Extracted data entries
---------------
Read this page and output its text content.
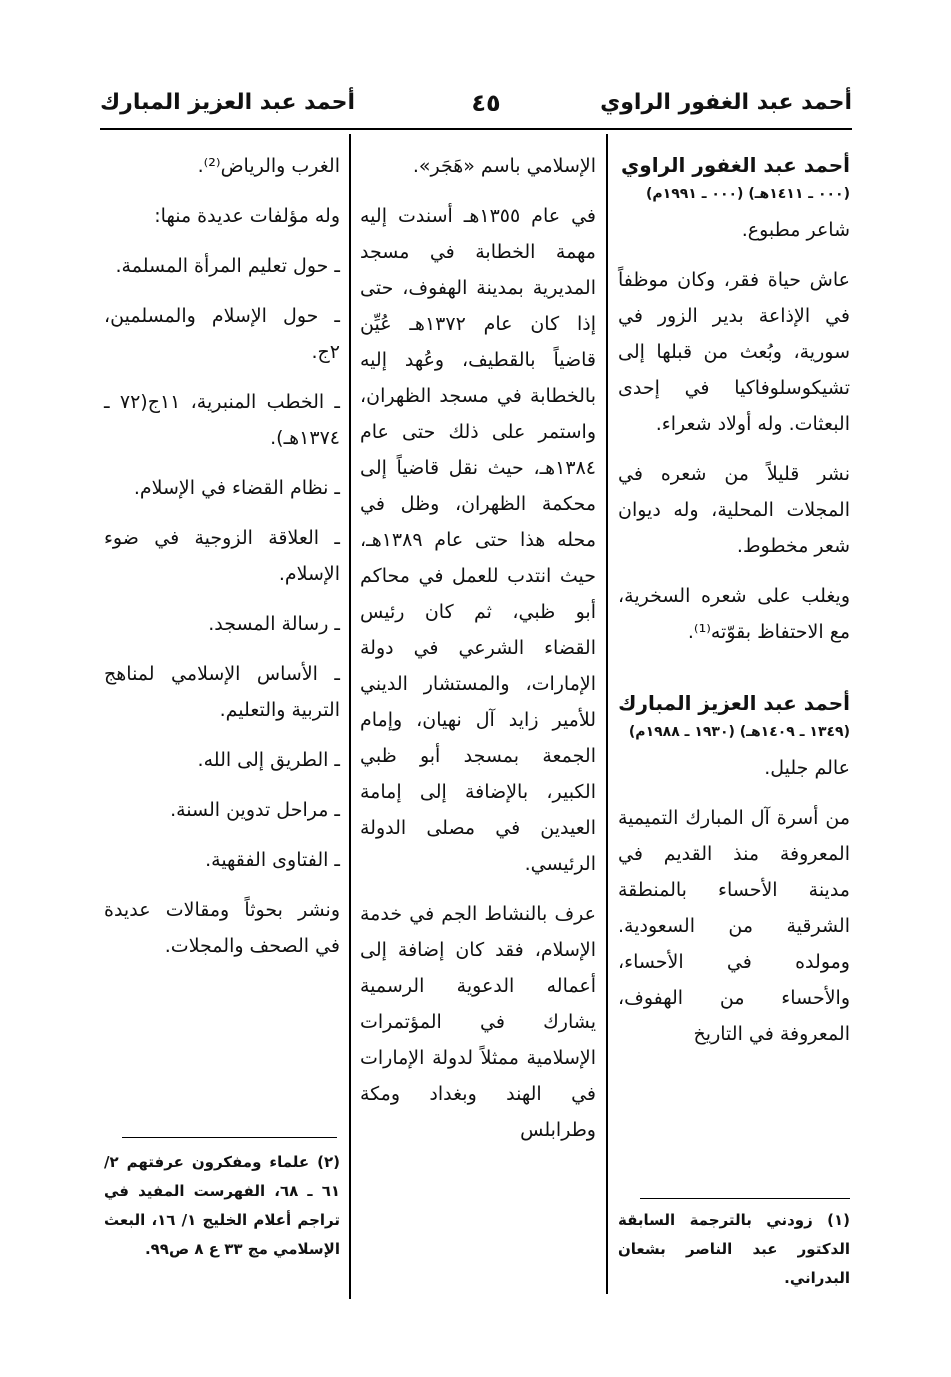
أحمد عبد الغفور الراوي
٤٥
أحمد عبد العزيز المبارك
أحمد عبد الغفور الراوي
(٠٠٠ ـ ١٤١١هـ) (٠٠٠ ـ ١٩٩١م)

شاعر مطبوع.

عاش حياة فقر، وكان موظفاً في الإذاعة بدير الزور في سورية، وبُعث من قبلها إلى تشيكوسلوفاكيا في إحدى البعثات. وله أولاد شعراء.

نشر قليلاً من شعره في المجلات المحلية، وله ديوان شعر مخطوط.

ويغلب على شعره السخرية، مع الاحتفاظ بقوّته⁽¹⁾.

أحمد عبد العزيز المبارك
(١٣٤٩ ـ ١٤٠٩هـ) (١٩٣٠ ـ ١٩٨٨م)

عالم جليل.

من أسرة آل المبارك التميمية المعروفة منذ القديم في مدينة الأحساء بالمنطقة الشرقية من السعودية. ومولده في الأحساء، والأحساء من الهفوف، المعروفة في التاريخ

الإسلامي باسم «هَجَر».

في عام ١٣٥٥هـ أسندت إليه مهمة الخطابة في مسجد المديرية بمدينة الهفوف، حتى إذا كان عام ١٣٧٢هـ عُيِّن قاضياً بالقطيف، وعُهد إليه بالخطابة في مسجد الظهران، واستمر على ذلك حتى عام ١٣٨٤هـ، حيث نقل قاضياً إلى محكمة الظهران، وظل في محله هذا حتى عام ١٣٨٩هـ، حيث انتدب للعمل في محاكم أبو ظبي، ثم كان رئيس القضاء الشرعي في دولة الإمارات، والمستشار الديني للأمير زايد آل نهيان، وإمام الجمعة بمسجد أبو ظبي الكبير، بالإضافة إلى إمامة العيدين في مصلى الدولة الرئيسي.

عرف بالنشاط الجم في خدمة الإسلام، فقد كان إضافة إلى أعماله الدعوية الرسمية يشارك في المؤتمرات الإسلامية ممثلاً لدولة الإمارات في الهند وبغداد ومكة وطرابلس

الغرب والرياض⁽²⁾.

وله مؤلفات عديدة منها:

ـ حول تعليم المرأة المسلمة.
ـ حول الإسلام والمسلمين، ٢ج.
ـ الخطب المنبرية، ١١ج(٧٢ ـ ١٣٧٤هـ).
ـ نظام القضاء في الإسلام.
ـ العلاقة الزوجية في ضوء الإسلام.
ـ رسالة المسجد.
ـ الأساس الإسلامي لمناهج التربية والتعليم.
ـ الطريق إلى الله.
ـ مراحل تدوين السنة.
ـ الفتاوى الفقهية.

ونشر بحوثاً ومقالات عديدة في الصحف والمجلات.

(١) زودني بالترجمة السابقة الدكتور عبد الناصر بشعان البدراني.
(٢) علماء ومفكرون عرفتهم ٢/ ٦١ ـ ٦٨، الفهرست المفيد في تراجم أعلام الخليج ١/ ١٦، البعث الإسلامي مج ٣٣ ع ٨ ص٩٩.
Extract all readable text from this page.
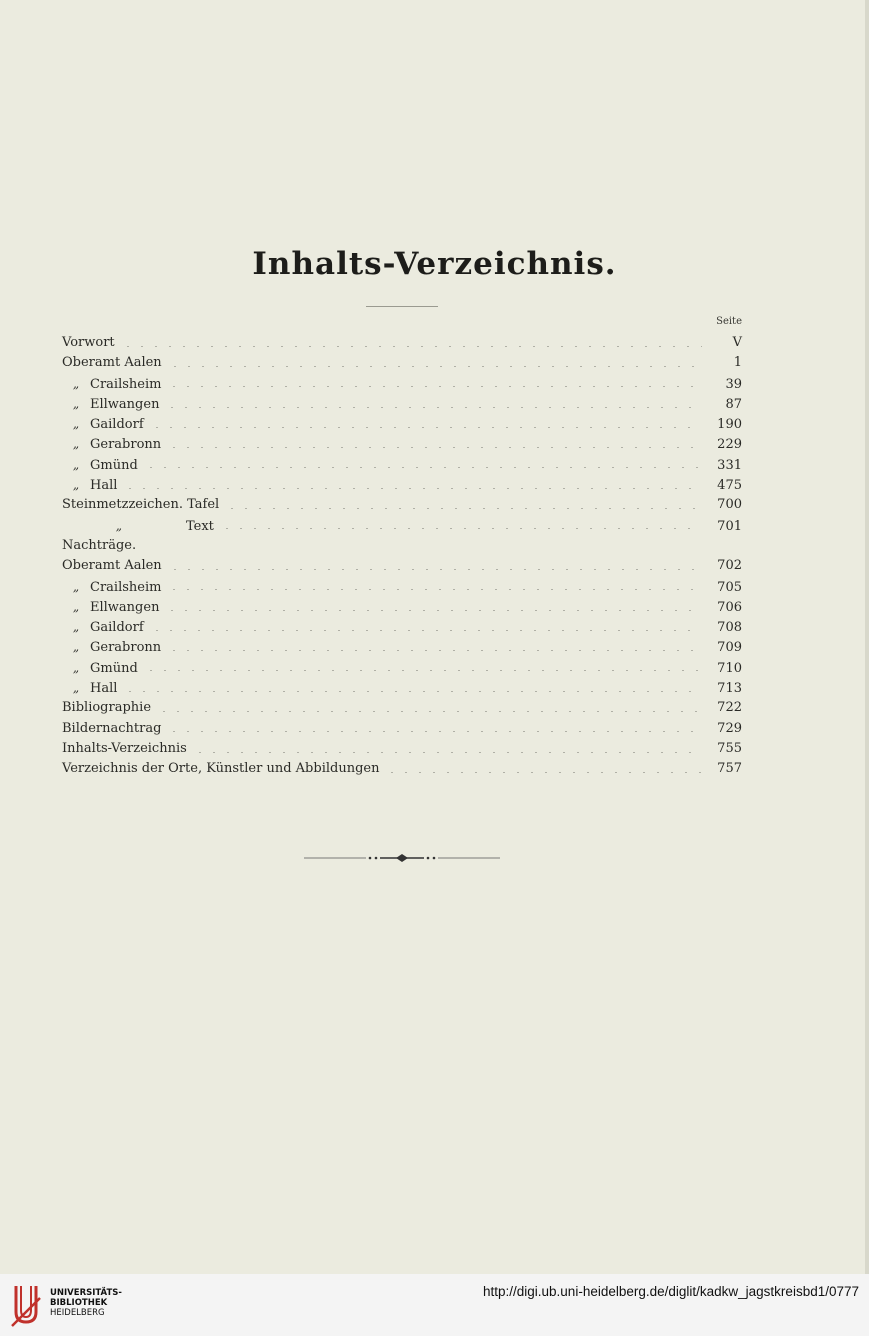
Inhalts-Verzeichnis.
Seite
Vorwort	V
Oberamt Aalen	1
„ Crailsheim	39
„ Ellwangen	87
„ Gaildorf	190
„ Gerabronn	229
„ Gmünd	331
„ Hall	475
Steinmetzzeichen. Tafel	700
„	Text	701
Nachträge.
Oberamt Aalen	702
„ Crailsheim	705
„ Ellwangen	706
„ Gaildorf	708
„ Gerabronn	709
„ Gmünd	710
„ Hall	713
Bibliographie	722
Bildernachtrag	729
Inhalts-Verzeichnis	755
Verzeichnis der Orte, Künstler und Abbildungen	757
UNIVERSITÄTS-
BIBLIOTHEK
HEIDELBERG
http://digi.ub.uni-heidelberg.de/diglit/kadkw_jagstkreisbd1/0777
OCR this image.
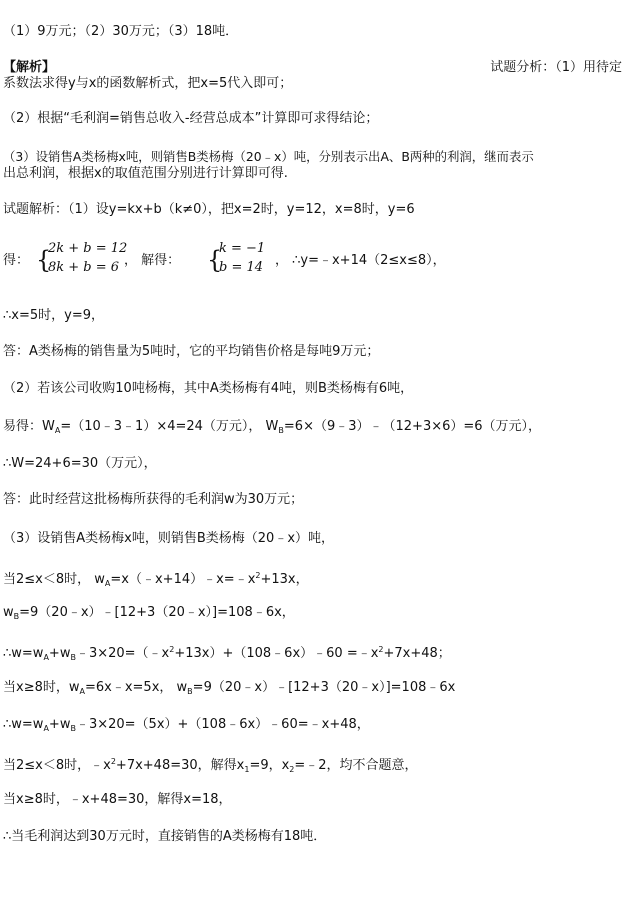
（1）9万元；（2）30万元；（3）18吨．
【解析】	试题分析：（1）用待定
系数法求得y与x的函数解析式，把x=5代入即可；
（2）根据“毛利润=销售总收入-经营总成本”计算即可求得结论；
（3）设销售A类杨梅x吨，则销售B类杨梅（20﹣x）吨，分别表示出A、B两种的利润，继而表示
出总利润，根据x的取值范围分别进行计算即可得.
试题解析：（1）设y=kx+b（k≠0），把x=2时，y=12，x=8时，y=6
得： {
2k + b = 12
8k + b = 6 ， 解得：	{
k = −1
b = 14 ， ∴y=﹣x+14（2≤x≤8），
∴x=5时，y=9，
答：A类杨梅的销售量为5吨时，它的平均销售价格是每吨9万元；
（2）若该公司收购10吨杨梅，其中A类杨梅有4吨，则B类杨梅有6吨，
易得：$W_A=(10﹣3﹣1)\times 4=24$（万元）， $W_B=6\times(9﹣3)﹣(12+3\times 6)=6$（万元），
∴W=24+6=30（万元），
答：此时经营这批杨梅所获得的毛利润w为30万元；
（3）设销售A类杨梅x吨，则销售B类杨梅（20﹣x）吨，
当2≤x＜8时， $w_A=x(﹣x+14)﹣x=﹣x^2+13x$，
$w_B=9(20﹣x)﹣[12+3(20﹣x)]=108﹣6x$，
$\therefore w=w_A+w_B﹣3\times 20=(﹣x^2+13x)+(108﹣6x)﹣60$ $=﹣x^2+7x+48$；
当x≥8时，$w_A=6x﹣x=5x$， $w_B=9(20﹣x)﹣[12+3(20﹣x)]=108﹣6x$
$\therefore w=w_A+w_B﹣3\times 20=(5x)+(108﹣6x)﹣60=﹣x+48$，
当2≤x＜8时，$﹣x^2+7x+48=30$，解得$x_1=9$，$x_2=﹣2$，均不合题意，
当x≥8时，﹣x+48=30，解得x=18，
∴当毛利润达到30万元时，直接销售的A类杨梅有18吨．
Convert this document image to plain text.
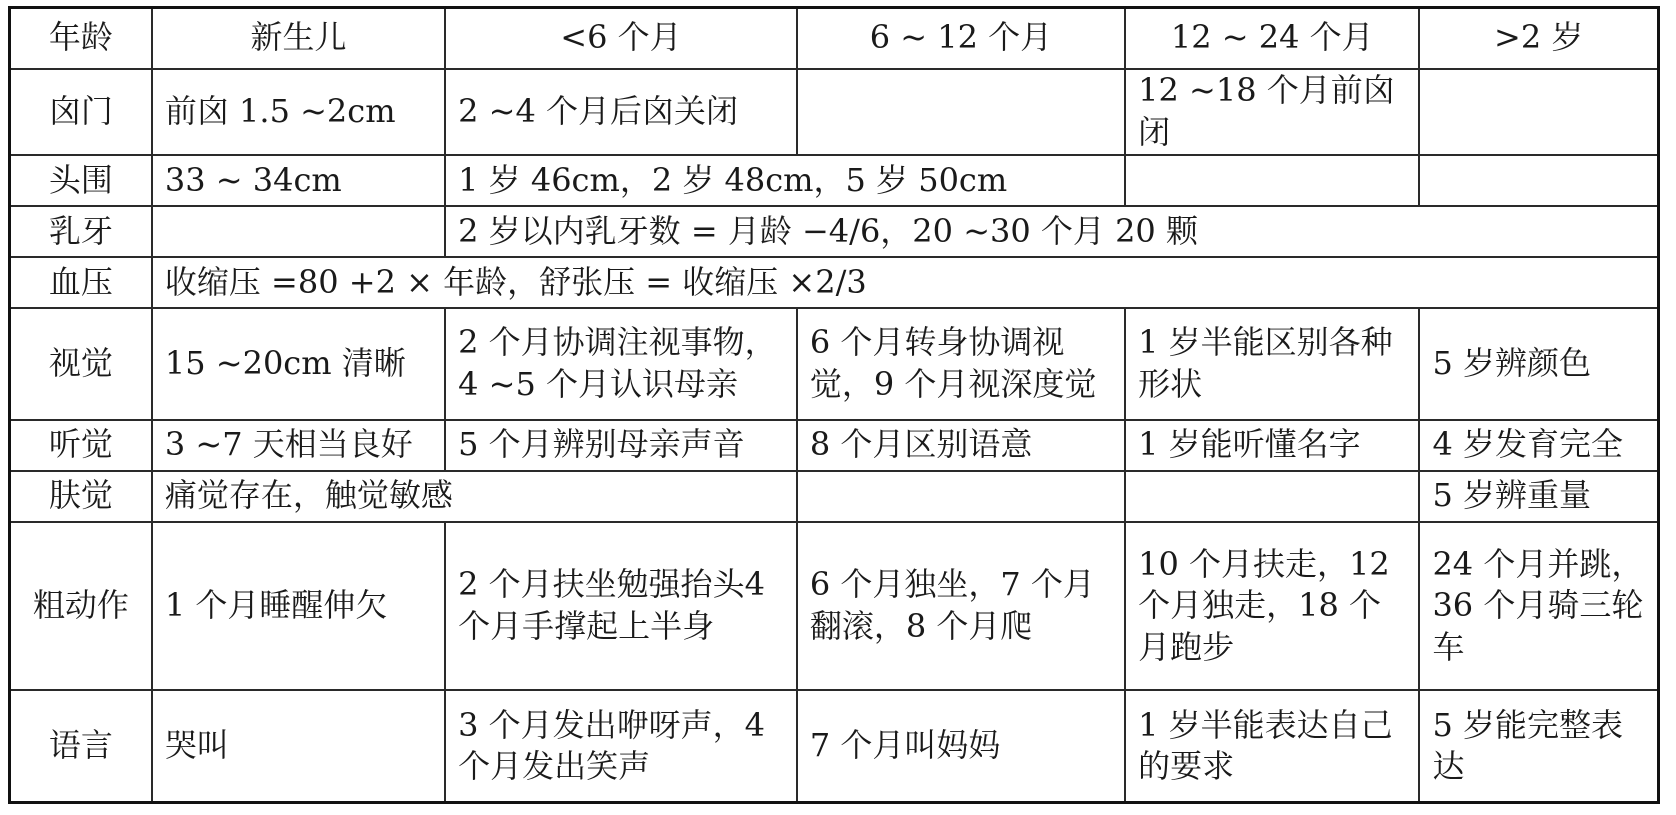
年龄	新生儿	<6 个月	6 ~ 12 个月	12 ~ 24 个月	>2 岁
囟门	前囟 1.5 ~2cm	2 ~4 个月后囟关闭		12 ~18 个月前囟闭	
头围	33 ~ 34cm	1 岁 46cm，2 岁 48cm，5 岁 50cm			
乳牙		2 岁以内乳牙数 = 月龄 −4/6，20 ~30 个月 20 颗			
血压	收缩压 =80 +2 × 年龄，舒张压 = 收缩压 ×2/3				
视觉	15 ~20cm 清晰	2 个月协调注视事物，4 ~5 个月认识母亲	6 个月转身协调视觉，9 个月视深度觉	1 岁半能区别各种形状	5 岁辨颜色
听觉	3 ~7 天相当良好	5 个月辨别母亲声音	8 个月区别语意	1 岁能听懂名字	4 岁发育完全
肤觉	痛觉存在，触觉敏感				5 岁辨重量
粗动作	1 个月睡醒伸欠	2 个月扶坐勉强抬头4 个月手撑起上半身	6 个月独坐，7 个月翻滚，8 个月爬	10 个月扶走，12 个月独走，18 个月跑步	24 个月并跳，36 个月骑三轮车
语言	哭叫	3 个月发出咿呀声，4 个月发出笑声	7 个月叫妈妈	1 岁半能表达自己的要求	5 岁能完整表达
---------------
• **Exercise**
Copy out all the data exactly; skip the pictures.

• **Response below**
Read this page and output its text content.
أحمد عبد الغفور الراوي
٤٥
أحمد عبد العزيز المبارك
أحمد عبد الغفور الراوي
(٠٠٠ ـ ١٤١١هـ) (٠٠٠ ـ ١٩٩١م)

شاعر مطبوع.

عاش حياة فقر، وكان موظفاً في الإذاعة بدير الزور في سورية، وبُعث من قبلها إلى تشيكوسلوفاكيا في إحدى البعثات. وله أولاد شعراء.

نشر قليلاً من شعره في المجلات المحلية، وله ديوان شعر مخطوط.

ويغلب على شعره السخرية، مع الاحتفاظ بقوّته⁽¹⁾.

أحمد عبد العزيز المبارك
(١٣٤٩ ـ ١٤٠٩هـ) (١٩٣٠ ـ ١٩٨٨م)

عالم جليل.

من أسرة آل المبارك التميمية المعروفة منذ القديم في مدينة الأحساء بالمنطقة الشرقية من السعودية. ومولده في الأحساء، والأحساء من الهفوف، المعروفة في التاريخ

الإسلامي باسم «هَجَر».

في عام ١٣٥٥هـ أسندت إليه مهمة الخطابة في مسجد المديرية بمدينة الهفوف، حتى إذا كان عام ١٣٧٢هـ عُيِّن قاضياً بالقطيف، وعُهد إليه بالخطابة في مسجد الظهران، واستمر على ذلك حتى عام ١٣٨٤هـ، حيث نقل قاضياً إلى محكمة الظهران، وظل في محله هذا حتى عام ١٣٨٩هـ، حيث انتدب للعمل في محاكم أبو ظبي، ثم كان رئيس القضاء الشرعي في دولة الإمارات، والمستشار الديني للأمير زايد آل نهيان، وإمام الجمعة بمسجد أبو ظبي الكبير، بالإضافة إلى إمامة العيدين في مصلى الدولة الرئيسي.

عرف بالنشاط الجم في خدمة الإسلام، فقد كان إضافة إلى أعماله الدعوية الرسمية يشارك في المؤتمرات الإسلامية ممثلاً لدولة الإمارات في الهند وبغداد ومكة وطرابلس

الغرب والرياض⁽²⁾.

وله مؤلفات عديدة منها:

ـ حول تعليم المرأة المسلمة.
ـ حول الإسلام والمسلمين، ٢ج.
ـ الخطب المنبرية، ١١ج(٧٢ ـ ١٣٧٤هـ).
ـ نظام القضاء في الإسلام.
ـ العلاقة الزوجية في ضوء الإسلام.
ـ رسالة المسجد.
ـ الأساس الإسلامي لمناهج التربية والتعليم.
ـ الطريق إلى الله.
ـ مراحل تدوين السنة.
ـ الفتاوى الفقهية.

ونشر بحوثاً ومقالات عديدة في الصحف والمجلات.

(١) زودني بالترجمة السابقة الدكتور عبد الناصر بشعان البدراني.
(٢) علماء ومفكرون عرفتهم ٢/ ٦١ ـ ٦٨، الفهرست المفيد في تراجم أعلام الخليج ١/ ١٦، البعث الإسلامي مج ٣٣ ع ٨ ص٩٩.
Extract all readable text from this page.
Inhalts-Verzeichnis.
Seite
Vorwort	V
Oberamt Aalen	1
„ Crailsheim	39
„ Ellwangen	87
„ Gaildorf	190
„ Gerabronn	229
„ Gmünd	331
„ Hall	475
Steinmetzzeichen. Tafel	700
„	Text	701
Nachträge.
Oberamt Aalen	702
„ Crailsheim	705
„ Ellwangen	706
„ Gaildorf	708
„ Gerabronn	709
„ Gmünd	710
„ Hall	713
Bibliographie	722
Bildernachtrag	729
Inhalts-Verzeichnis	755
Verzeichnis der Orte, Künstler und Abbildungen	757
UNIVERSITÄTS-
BIBLIOTHEK
HEIDELBERG
http://digi.ub.uni-heidelberg.de/diglit/kadkw_jagstkreisbd1/0777
OCR this image.
（1）9万元；（2）30万元；（3）18吨．
【解析】	试题分析：（1）用待定
系数法求得y与x的函数解析式，把x=5代入即可；
（2）根据“毛利润=销售总收入-经营总成本”计算即可求得结论；
（3）设销售A类杨梅x吨，则销售B类杨梅（20﹣x）吨，分别表示出A、B两种的利润，继而表示
出总利润，根据x的取值范围分别进行计算即可得.
试题解析：（1）设y=kx+b（k≠0），把x=2时，y=12，x=8时，y=6
得： {
2k + b = 12
8k + b = 6 ， 解得：	{
k = −1
b = 14 ， ∴y=﹣x+14（2≤x≤8），
∴x=5时，y=9，
答：A类杨梅的销售量为5吨时，它的平均销售价格是每吨9万元；
（2）若该公司收购10吨杨梅，其中A类杨梅有4吨，则B类杨梅有6吨，
易得：$W_A=(10﹣3﹣1)\times 4=24$（万元）， $W_B=6\times(9﹣3)﹣(12+3\times 6)=6$（万元），
∴W=24+6=30（万元），
答：此时经营这批杨梅所获得的毛利润w为30万元；
（3）设销售A类杨梅x吨，则销售B类杨梅（20﹣x）吨，
当2≤x＜8时， $w_A=x(﹣x+14)﹣x=﹣x^2+13x$，
$w_B=9(20﹣x)﹣[12+3(20﹣x)]=108﹣6x$，
$\therefore w=w_A+w_B﹣3\times 20=(﹣x^2+13x)+(108﹣6x)﹣60$ $=﹣x^2+7x+48$；
当x≥8时，$w_A=6x﹣x=5x$， $w_B=9(20﹣x)﹣[12+3(20﹣x)]=108﹣6x$
$\therefore w=w_A+w_B﹣3\times 20=(5x)+(108﹣6x)﹣60=﹣x+48$，
当2≤x＜8时，$﹣x^2+7x+48=30$，解得$x_1=9$，$x_2=﹣2$，均不合题意，
当x≥8时，﹣x+48=30，解得x=18，
∴当毛利润达到30万元时，直接销售的A类杨梅有18吨．
Convert this document image to plain text.
年龄	新生儿	<6 个月	6 ~ 12 个月	12 ~ 24 个月	>2 岁
囟门	前囟 1.5 ~2cm	2 ~4 个月后囟关闭		12 ~18 个月前囟闭	
头围	33 ~ 34cm	1 岁 46cm，2 岁 48cm，5 岁 50cm			
乳牙		2 岁以内乳牙数 = 月龄 −4/6，20 ~30 个月 20 颗			
血压	收缩压 =80 +2 × 年龄，舒张压 = 收缩压 ×2/3				
视觉	15 ~20cm 清晰	2 个月协调注视事物，4 ~5 个月认识母亲	6 个月转身协调视觉，9 个月视深度觉	1 岁半能区别各种形状	5 岁辨颜色
听觉	3 ~7 天相当良好	5 个月辨别母亲声音	8 个月区别语意	1 岁能听懂名字	4 岁发育完全
肤觉	痛觉存在，触觉敏感				5 岁辨重量
粗动作	1 个月睡醒伸欠	2 个月扶坐勉强抬头4 个月手撑起上半身	6 个月独坐，7 个月翻滚，8 个月爬	10 个月扶走，12 个月独走，18 个月跑步	24 个月并跳，36 个月骑三轮车
语言	哭叫	3 个月发出咿呀声，4 个月发出笑声	7 个月叫妈妈	1 岁半能表达自己的要求	5 岁能完整表达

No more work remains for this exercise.